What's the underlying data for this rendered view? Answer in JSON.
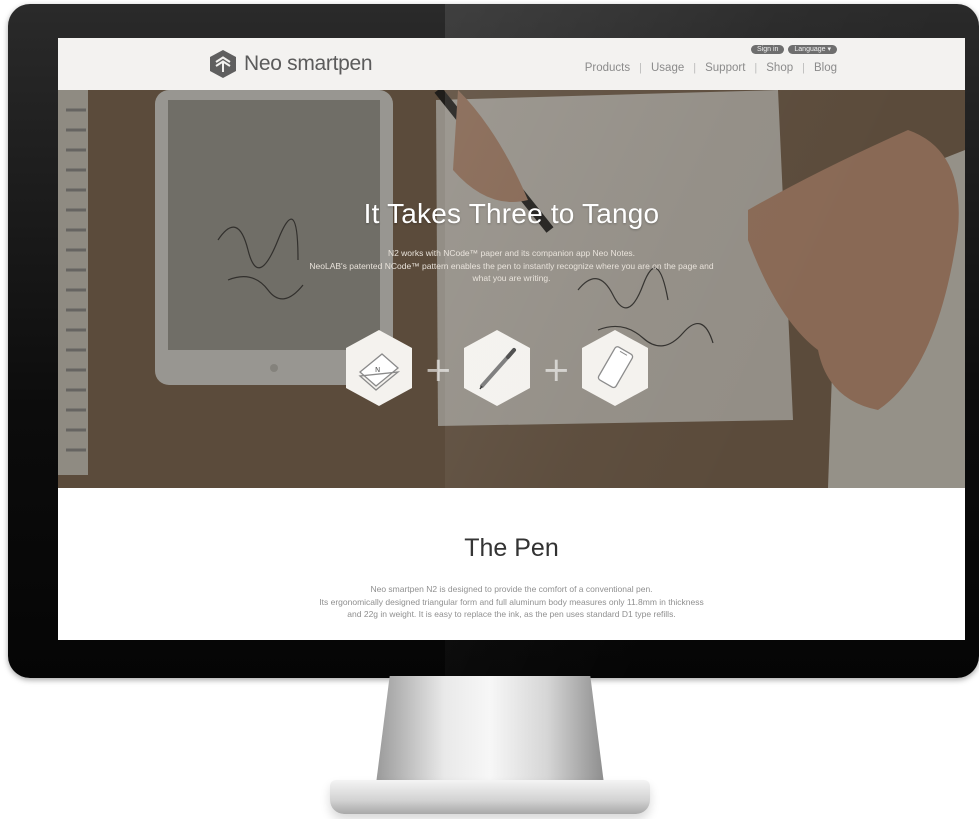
{
  "site": {
    "brand": "Neo smartpen",
    "utility": {
      "sign_in": "Sign in",
      "language": "Language ▾"
    },
    "nav": [
      "Products",
      "Usage",
      "Support",
      "Shop",
      "Blog"
    ]
  },
  "hero": {
    "title": "It Takes Three to Tango",
    "lines": [
      "N2 works with NCode™ paper and its companion app Neo Notes.",
      "NeoLAB's patented NCode™ pattern enables the pen to instantly recognize where you are on the page and",
      "what you are writing."
    ],
    "steps": [
      {
        "icon": "notepad-icon"
      },
      {
        "icon": "pen-icon"
      },
      {
        "icon": "phone-icon"
      }
    ]
  },
  "pen_section": {
    "title": "The Pen",
    "lines": [
      "Neo smartpen N2 is designed to provide the comfort of a conventional pen.",
      "Its ergonomically designed triangular form and full aluminum body measures only 11.8mm in thickness",
      "and 22g in weight. It is easy to replace the ink, as the pen uses standard D1 type refills."
    ]
  },
  "colors": {
    "header_bg": "#f3f2f0",
    "nav_text": "#8b8b8b",
    "pill_bg": "#6e6e6e",
    "hero_text": "#ffffff"
  }
}
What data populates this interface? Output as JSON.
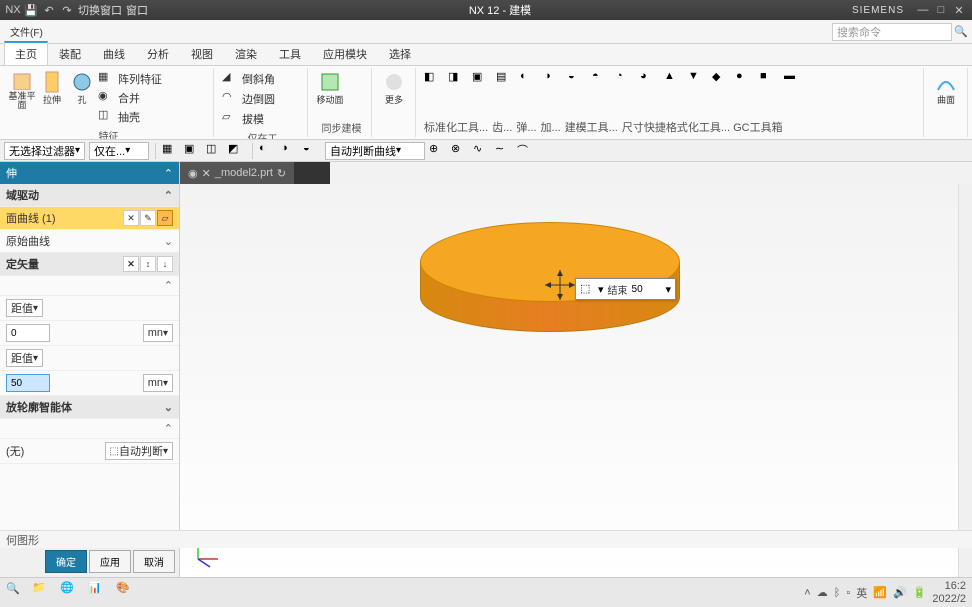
{
  "title": "NX 12 - 建模",
  "brand": "SIEMENS",
  "topmenu": {
    "switch_window": "切换窗口",
    "window": "窗口"
  },
  "search_placeholder": "搜索命令",
  "tabs": [
    "主页",
    "装配",
    "曲线",
    "分析",
    "视图",
    "渲染",
    "工具",
    "应用模块",
    "选择"
  ],
  "ribbon": {
    "g1": {
      "datum": "基准平面",
      "extrude": "拉伸",
      "hole": "孔"
    },
    "g1_side": {
      "pattern": "阵列特征",
      "union": "合并",
      "shell": "抽壳"
    },
    "g1_label": "特征",
    "g2": {
      "chamfer": "倒斜角",
      "edge_blend": "边倒圆",
      "draft": "拔模"
    },
    "g2_side": "仅在工",
    "g3": {
      "move": "移动面",
      "label": "同步建模"
    },
    "g4": {
      "more": "更多"
    },
    "glabels": [
      "标准化工具...",
      "齿...",
      "弹...",
      "加...",
      "建模工具...",
      "尺寸快捷格式化工具... GC工具箱"
    ],
    "surface": "曲面"
  },
  "selbar": {
    "filter": "无选择过滤器",
    "layer": "仅在...",
    "auto": "自动判断曲线"
  },
  "dialog": {
    "title": "伸",
    "subtitle": "域驱动",
    "curve": "面曲线 (1)",
    "original_curve": "原始曲线",
    "vector": "定矢量",
    "distance": "距值",
    "start_val": "0",
    "end_val": "50",
    "unit": "mn",
    "bool_section": "放轮廓智能体",
    "bool_val": "(无)",
    "auto": "自动判断",
    "ok": "确定",
    "apply": "应用",
    "cancel": "取消"
  },
  "doc_tab": "_model2.prt",
  "status": "何图形",
  "float": {
    "label": "结束",
    "value": "50"
  },
  "taskbar": {
    "ime": "英",
    "time": "16:2",
    "date": "2022/2"
  }
}
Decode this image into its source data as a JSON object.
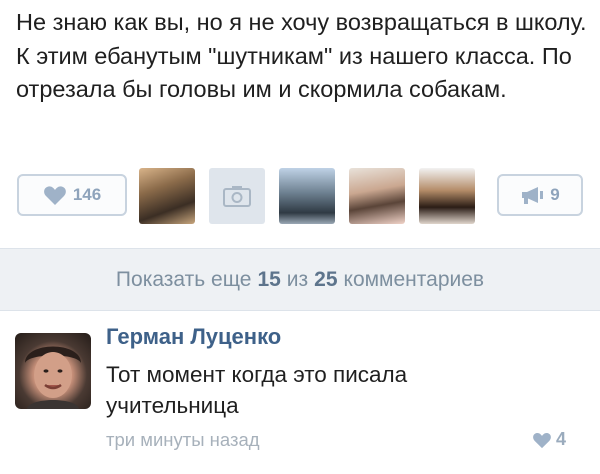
{
  "post": {
    "text": "Не знаю как вы, но я не хочу возвращаться в школу. К этим ебанутым \"шутникам\" из нашего класса. По отрезала бы головы им и скормила собакам."
  },
  "actions": {
    "like_count": "146",
    "share_count": "9"
  },
  "more_comments": {
    "prefix": "Показать еще",
    "shown": "15",
    "middle": "из",
    "total": "25",
    "suffix": "комментариев"
  },
  "comment": {
    "author": "Герман Луценко",
    "text": "Тот момент когда это писала учительница",
    "time": "три минуты назад",
    "like_count": "4"
  },
  "colors": {
    "link": "#3e6189",
    "muted": "#8ea3bb",
    "border": "#c8d3df"
  }
}
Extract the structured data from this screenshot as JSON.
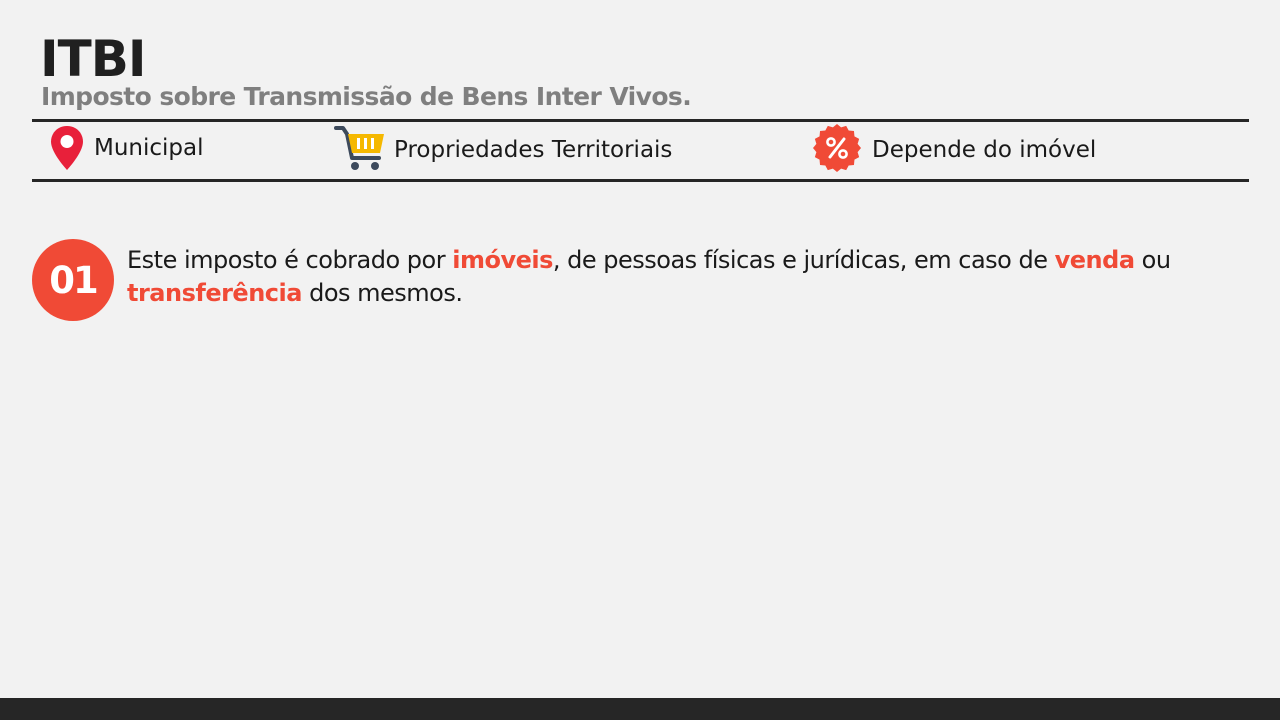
{
  "header": {
    "title": "ITBI",
    "subtitle": "Imposto sobre Transmissão de Bens Inter Vivos."
  },
  "info_bar": {
    "items": [
      {
        "icon": "location-pin-icon",
        "label": "Municipal"
      },
      {
        "icon": "shopping-cart-icon",
        "label": "Propriedades Territoriais"
      },
      {
        "icon": "percent-badge-icon",
        "label": "Depende do imóvel"
      }
    ]
  },
  "points": [
    {
      "number": "01",
      "text_parts": [
        "Este imposto é cobrado por ",
        "imóveis",
        ", de pessoas físicas e jurídicas, em caso de ",
        "venda",
        " ou ",
        "transferência",
        " dos mesmos."
      ]
    }
  ],
  "colors": {
    "accent": "#f04a36",
    "pin": "#e8203a",
    "cart_basket": "#f5b800",
    "cart_frame": "#3d4a5c",
    "background": "#f2f2f2",
    "rule": "#262626",
    "subtitle": "#7f7f7f"
  }
}
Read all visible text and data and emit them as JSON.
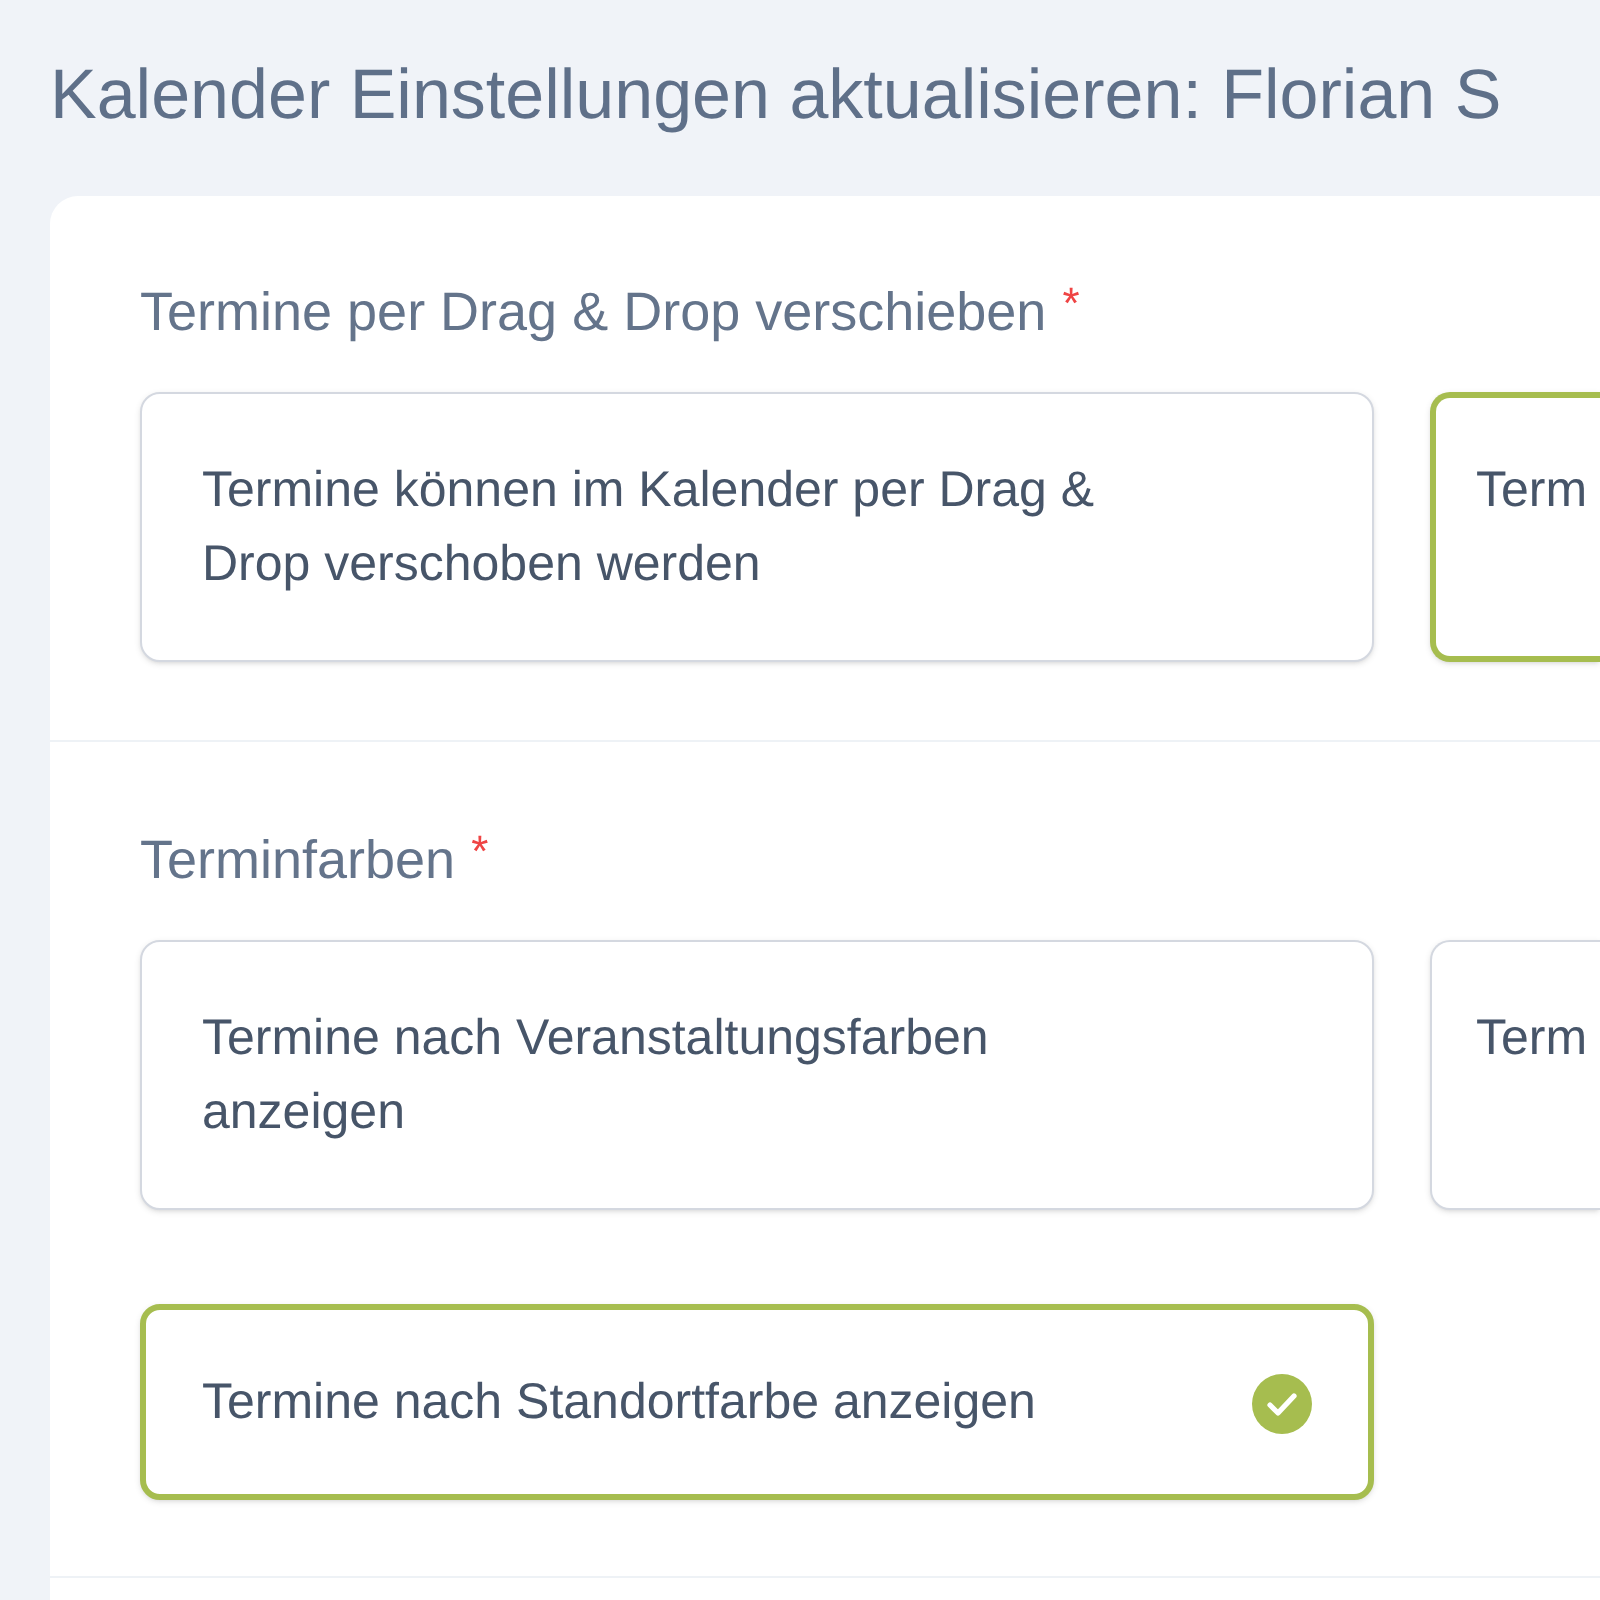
{
  "page": {
    "title": "Kalender Einstellungen aktualisieren: Florian S"
  },
  "sections": [
    {
      "label": "Termine per Drag & Drop verschieben",
      "required_mark": "*",
      "options": [
        {
          "label": "Termine können im Kalender per Drag & Drop verschoben werden",
          "selected": false
        },
        {
          "label": "Term",
          "selected": true
        }
      ]
    },
    {
      "label": "Terminfarben",
      "required_mark": "*",
      "options": [
        {
          "label": "Termine nach Veranstaltungsfarben anzeigen",
          "selected": false
        },
        {
          "label": "Term",
          "selected": false
        },
        {
          "label": "Termine nach Standortfarbe anzeigen",
          "selected": true
        }
      ]
    }
  ]
}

□ □ □ □ □ □ □

> [DIRECTIONS]: List the lines that contain the word "designed".

> [WRITTEN SOLUTION]:
      "Neo smartpen N2 is designed to provide the comfort of a conventional pen.",
      "Its ergonomically designed triangular form and full aluminum body measures only 11.8mm in thickness",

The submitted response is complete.